DATA SHOWN:
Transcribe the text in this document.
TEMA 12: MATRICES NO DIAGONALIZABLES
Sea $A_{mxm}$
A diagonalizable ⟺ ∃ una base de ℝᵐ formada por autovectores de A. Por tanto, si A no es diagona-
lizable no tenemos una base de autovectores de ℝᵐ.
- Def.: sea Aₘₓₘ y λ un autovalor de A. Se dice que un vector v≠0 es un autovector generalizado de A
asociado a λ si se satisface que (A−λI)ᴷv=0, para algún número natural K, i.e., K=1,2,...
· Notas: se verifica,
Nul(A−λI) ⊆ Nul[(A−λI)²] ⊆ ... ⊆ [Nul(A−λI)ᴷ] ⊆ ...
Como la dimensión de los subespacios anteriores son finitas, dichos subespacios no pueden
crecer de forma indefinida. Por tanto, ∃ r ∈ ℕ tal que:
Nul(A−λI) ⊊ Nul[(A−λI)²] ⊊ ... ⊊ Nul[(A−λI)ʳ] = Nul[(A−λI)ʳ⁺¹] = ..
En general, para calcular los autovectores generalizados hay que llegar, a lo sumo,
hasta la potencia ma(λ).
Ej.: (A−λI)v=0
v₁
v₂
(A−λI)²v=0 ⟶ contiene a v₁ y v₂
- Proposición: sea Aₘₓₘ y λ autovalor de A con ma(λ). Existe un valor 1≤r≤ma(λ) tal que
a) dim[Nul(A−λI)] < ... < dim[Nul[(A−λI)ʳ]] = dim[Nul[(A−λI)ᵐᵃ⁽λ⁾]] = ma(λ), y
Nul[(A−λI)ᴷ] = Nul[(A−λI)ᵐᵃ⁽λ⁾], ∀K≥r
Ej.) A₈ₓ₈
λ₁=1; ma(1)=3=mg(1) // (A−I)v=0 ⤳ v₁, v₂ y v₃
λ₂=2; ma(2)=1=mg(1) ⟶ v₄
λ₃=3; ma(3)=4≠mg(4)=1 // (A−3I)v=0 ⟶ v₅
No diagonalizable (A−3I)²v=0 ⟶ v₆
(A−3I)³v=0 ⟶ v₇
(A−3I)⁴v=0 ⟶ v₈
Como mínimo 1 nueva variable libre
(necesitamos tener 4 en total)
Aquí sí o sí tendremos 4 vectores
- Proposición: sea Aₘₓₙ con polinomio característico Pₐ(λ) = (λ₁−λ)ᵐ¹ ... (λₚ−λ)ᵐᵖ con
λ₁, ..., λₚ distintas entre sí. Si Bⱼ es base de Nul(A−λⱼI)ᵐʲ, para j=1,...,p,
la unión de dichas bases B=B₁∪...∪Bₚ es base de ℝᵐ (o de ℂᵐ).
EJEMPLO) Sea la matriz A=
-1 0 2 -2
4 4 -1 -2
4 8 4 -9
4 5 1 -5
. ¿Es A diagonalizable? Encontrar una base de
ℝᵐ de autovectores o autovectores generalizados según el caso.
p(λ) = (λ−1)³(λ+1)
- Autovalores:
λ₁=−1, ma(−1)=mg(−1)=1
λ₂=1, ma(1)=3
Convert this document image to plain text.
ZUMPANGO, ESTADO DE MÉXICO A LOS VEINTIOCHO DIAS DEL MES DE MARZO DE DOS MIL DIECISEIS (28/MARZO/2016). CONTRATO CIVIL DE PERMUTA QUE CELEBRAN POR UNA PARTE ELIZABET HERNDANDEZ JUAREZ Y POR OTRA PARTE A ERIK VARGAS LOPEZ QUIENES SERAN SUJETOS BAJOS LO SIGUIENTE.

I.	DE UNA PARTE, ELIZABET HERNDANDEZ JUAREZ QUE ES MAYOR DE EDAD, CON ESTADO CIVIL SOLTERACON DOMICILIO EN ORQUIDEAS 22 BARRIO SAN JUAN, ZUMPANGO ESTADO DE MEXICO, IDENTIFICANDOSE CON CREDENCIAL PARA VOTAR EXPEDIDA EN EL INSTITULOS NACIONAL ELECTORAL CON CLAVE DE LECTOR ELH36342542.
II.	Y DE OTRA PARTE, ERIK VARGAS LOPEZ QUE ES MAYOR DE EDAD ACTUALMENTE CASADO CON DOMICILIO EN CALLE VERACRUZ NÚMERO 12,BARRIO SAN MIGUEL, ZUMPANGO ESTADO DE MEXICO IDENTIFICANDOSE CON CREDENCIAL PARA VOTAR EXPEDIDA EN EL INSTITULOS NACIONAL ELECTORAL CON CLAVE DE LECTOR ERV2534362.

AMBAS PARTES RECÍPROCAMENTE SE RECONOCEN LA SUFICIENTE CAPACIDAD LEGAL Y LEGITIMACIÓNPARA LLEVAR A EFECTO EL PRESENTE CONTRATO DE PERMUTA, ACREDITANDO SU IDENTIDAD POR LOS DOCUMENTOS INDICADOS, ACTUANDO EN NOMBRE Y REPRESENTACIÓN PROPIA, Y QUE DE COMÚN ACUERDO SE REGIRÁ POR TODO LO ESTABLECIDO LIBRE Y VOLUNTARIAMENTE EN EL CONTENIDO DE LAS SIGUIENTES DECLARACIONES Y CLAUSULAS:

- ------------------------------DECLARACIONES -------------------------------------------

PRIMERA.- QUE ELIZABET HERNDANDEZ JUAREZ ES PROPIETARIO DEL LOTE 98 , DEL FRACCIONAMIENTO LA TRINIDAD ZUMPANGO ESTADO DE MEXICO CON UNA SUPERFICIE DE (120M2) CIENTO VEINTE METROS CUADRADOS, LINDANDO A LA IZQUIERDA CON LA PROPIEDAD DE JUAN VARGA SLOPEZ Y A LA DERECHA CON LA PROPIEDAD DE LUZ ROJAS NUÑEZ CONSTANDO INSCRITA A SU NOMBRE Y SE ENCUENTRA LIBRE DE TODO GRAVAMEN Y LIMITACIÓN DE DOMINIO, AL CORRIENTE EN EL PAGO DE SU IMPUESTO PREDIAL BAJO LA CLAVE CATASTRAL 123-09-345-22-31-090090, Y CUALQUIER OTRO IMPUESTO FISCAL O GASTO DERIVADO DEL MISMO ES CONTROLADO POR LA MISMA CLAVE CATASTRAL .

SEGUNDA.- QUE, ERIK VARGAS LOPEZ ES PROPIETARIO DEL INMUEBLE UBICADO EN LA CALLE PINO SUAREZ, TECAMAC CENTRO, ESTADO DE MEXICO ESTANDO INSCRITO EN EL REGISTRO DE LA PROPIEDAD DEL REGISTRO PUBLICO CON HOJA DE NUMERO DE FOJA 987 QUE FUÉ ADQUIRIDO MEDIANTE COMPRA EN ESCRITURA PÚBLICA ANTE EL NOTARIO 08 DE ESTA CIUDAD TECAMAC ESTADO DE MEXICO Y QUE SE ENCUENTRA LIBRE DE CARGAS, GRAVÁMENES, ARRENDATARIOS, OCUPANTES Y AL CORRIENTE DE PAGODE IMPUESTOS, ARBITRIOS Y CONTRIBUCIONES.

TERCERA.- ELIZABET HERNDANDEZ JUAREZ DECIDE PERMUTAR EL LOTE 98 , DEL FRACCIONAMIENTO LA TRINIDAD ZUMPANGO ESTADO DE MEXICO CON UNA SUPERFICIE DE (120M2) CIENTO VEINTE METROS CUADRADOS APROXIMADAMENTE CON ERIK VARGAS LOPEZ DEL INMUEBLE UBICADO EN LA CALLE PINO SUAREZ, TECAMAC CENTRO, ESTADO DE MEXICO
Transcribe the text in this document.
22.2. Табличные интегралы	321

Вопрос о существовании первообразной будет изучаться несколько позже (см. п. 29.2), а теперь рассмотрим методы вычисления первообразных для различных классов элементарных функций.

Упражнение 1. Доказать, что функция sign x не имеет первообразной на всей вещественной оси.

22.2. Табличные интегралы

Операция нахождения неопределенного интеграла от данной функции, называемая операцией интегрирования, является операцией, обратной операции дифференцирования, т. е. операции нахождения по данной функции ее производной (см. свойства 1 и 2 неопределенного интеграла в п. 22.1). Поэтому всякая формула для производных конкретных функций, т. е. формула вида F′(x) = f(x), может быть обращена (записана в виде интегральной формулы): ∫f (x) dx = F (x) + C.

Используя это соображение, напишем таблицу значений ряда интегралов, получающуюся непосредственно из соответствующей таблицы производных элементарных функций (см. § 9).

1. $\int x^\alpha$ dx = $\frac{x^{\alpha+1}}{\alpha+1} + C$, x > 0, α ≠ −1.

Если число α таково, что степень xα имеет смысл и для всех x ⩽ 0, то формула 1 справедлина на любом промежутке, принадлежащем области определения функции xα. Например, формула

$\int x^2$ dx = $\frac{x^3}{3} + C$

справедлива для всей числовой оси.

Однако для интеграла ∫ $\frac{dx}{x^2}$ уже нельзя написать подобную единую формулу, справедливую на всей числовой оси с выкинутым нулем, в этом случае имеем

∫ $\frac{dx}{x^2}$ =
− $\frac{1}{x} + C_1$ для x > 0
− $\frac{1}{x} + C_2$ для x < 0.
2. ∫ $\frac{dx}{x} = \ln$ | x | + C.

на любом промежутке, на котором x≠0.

WORK TO DO:
Of the lines above, how many contain the word "любом"? Provide the number and nothing else.

EXPECTED ANSWER:
2